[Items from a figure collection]
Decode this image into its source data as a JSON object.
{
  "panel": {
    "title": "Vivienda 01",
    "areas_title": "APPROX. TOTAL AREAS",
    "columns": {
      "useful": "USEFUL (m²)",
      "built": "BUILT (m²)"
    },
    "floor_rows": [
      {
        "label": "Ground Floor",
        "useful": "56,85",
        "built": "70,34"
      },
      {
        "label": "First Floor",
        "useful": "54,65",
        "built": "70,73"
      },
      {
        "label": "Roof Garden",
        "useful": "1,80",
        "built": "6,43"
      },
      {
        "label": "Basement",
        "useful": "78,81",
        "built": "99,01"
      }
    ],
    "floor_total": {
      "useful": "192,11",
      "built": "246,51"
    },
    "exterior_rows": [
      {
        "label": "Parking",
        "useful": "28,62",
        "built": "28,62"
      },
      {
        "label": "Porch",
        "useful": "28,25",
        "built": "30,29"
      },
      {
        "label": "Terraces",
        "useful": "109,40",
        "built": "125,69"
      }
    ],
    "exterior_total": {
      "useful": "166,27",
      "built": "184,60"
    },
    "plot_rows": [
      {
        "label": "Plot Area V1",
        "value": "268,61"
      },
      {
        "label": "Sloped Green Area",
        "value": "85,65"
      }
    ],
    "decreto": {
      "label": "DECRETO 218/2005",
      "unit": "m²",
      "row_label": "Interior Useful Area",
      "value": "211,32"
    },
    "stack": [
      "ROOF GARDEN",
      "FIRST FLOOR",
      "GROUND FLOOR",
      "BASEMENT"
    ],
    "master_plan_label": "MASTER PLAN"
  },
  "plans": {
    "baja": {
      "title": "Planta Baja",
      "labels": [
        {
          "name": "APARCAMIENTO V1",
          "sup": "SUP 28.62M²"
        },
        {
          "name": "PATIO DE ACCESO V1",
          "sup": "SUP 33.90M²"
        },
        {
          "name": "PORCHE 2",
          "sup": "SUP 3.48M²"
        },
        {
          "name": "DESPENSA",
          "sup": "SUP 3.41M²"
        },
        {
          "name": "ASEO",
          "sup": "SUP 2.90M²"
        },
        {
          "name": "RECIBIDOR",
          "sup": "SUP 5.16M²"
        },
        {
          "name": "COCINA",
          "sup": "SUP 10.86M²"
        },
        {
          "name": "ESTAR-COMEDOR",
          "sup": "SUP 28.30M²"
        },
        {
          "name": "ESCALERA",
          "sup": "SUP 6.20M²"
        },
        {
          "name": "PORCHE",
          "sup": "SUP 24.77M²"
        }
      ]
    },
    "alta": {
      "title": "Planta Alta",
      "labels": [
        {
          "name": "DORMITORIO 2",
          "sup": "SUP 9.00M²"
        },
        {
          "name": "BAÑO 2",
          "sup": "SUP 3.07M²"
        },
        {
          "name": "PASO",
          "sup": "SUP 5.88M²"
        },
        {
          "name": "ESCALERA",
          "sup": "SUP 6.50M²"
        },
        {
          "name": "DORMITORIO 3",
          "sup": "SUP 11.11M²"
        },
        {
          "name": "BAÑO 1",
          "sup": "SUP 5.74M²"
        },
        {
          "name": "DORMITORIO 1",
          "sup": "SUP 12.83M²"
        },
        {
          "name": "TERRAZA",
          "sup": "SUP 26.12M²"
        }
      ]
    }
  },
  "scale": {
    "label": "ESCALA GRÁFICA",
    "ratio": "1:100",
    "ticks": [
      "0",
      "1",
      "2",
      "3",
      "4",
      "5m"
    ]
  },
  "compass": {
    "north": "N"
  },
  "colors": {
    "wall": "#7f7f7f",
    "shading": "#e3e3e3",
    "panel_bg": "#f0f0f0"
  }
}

_WRITTEN TASK_
Extract every entry above as it appears.

_SOLUTION_
Decode this image into its source data as a JSON object.
{
  "panel": {
    "title": "Vivienda 01",
    "areas_title": "APPROX. TOTAL AREAS",
    "columns": {
      "useful": "USEFUL (m²)",
      "built": "BUILT (m²)"
    },
    "floor_rows": [
      {
        "label": "Ground Floor",
        "useful": "56,85",
        "built": "70,34"
      },
      {
        "label": "First Floor",
        "useful": "54,65",
        "built": "70,73"
      },
      {
        "label": "Roof Garden",
        "useful": "1,80",
        "built": "6,43"
      },
      {
        "label": "Basement",
        "useful": "78,81",
        "built": "99,01"
      }
    ],
    "floor_total": {
      "useful": "192,11",
      "built": "246,51"
    },
    "exterior_rows": [
      {
        "label": "Parking",
        "useful": "28,62",
        "built": "28,62"
      },
      {
        "label": "Porch",
        "useful": "28,25",
        "built": "30,29"
      },
      {
        "label": "Terraces",
        "useful": "109,40",
        "built": "125,69"
      }
    ],
    "exterior_total": {
      "useful": "166,27",
      "built": "184,60"
    },
    "plot_rows": [
      {
        "label": "Plot Area V1",
        "value": "268,61"
      },
      {
        "label": "Sloped Green Area",
        "value": "85,65"
      }
    ],
    "decreto": {
      "label": "DECRETO 218/2005",
      "unit": "m²",
      "row_label": "Interior Useful Area",
      "value": "211,32"
    },
    "stack": [
      "ROOF GARDEN",
      "FIRST FLOOR",
      "GROUND FLOOR",
      "BASEMENT"
    ],
    "master_plan_label": "MASTER PLAN"
  },
  "plans": {
    "baja": {
      "title": "Planta Baja",
      "labels": [
        {
          "name": "APARCAMIENTO V1",
          "sup": "SUP 28.62M²"
        },
        {
          "name": "PATIO DE ACCESO V1",
          "sup": "SUP 33.90M²"
        },
        {
          "name": "PORCHE 2",
          "sup": "SUP 3.48M²"
        },
        {
          "name": "DESPENSA",
          "sup": "SUP 3.41M²"
        },
        {
          "name": "ASEO",
          "sup": "SUP 2.90M²"
        },
        {
          "name": "RECIBIDOR",
          "sup": "SUP 5.16M²"
        },
        {
          "name": "COCINA",
          "sup": "SUP 10.86M²"
        },
        {
          "name": "ESTAR-COMEDOR",
          "sup": "SUP 28.30M²"
        },
        {
          "name": "ESCALERA",
          "sup": "SUP 6.20M²"
        },
        {
          "name": "PORCHE",
          "sup": "SUP 24.77M²"
        }
      ]
    },
    "alta": {
      "title": "Planta Alta",
      "labels": [
        {
          "name": "DORMITORIO 2",
          "sup": "SUP 9.00M²"
        },
        {
          "name": "BAÑO 2",
          "sup": "SUP 3.07M²"
        },
        {
          "name": "PASO",
          "sup": "SUP 5.88M²"
        },
        {
          "name": "ESCALERA",
          "sup": "SUP 6.50M²"
        },
        {
          "name": "DORMITORIO 3",
          "sup": "SUP 11.11M²"
        },
        {
          "name": "BAÑO 1",
          "sup": "SUP 5.74M²"
        },
        {
          "name": "DORMITORIO 1",
          "sup": "SUP 12.83M²"
        },
        {
          "name": "TERRAZA",
          "sup": "SUP 26.12M²"
        }
      ]
    }
  },
  "scale": {
    "label": "ESCALA GRÁFICA",
    "ratio": "1:100",
    "ticks": [
      "0",
      "1",
      "2",
      "3",
      "4",
      "5m"
    ]
  },
  "compass": {
    "north": "N"
  },
  "colors": {
    "wall": "#7f7f7f",
    "shading": "#e3e3e3",
    "panel_bg": "#f0f0f0"
  }
}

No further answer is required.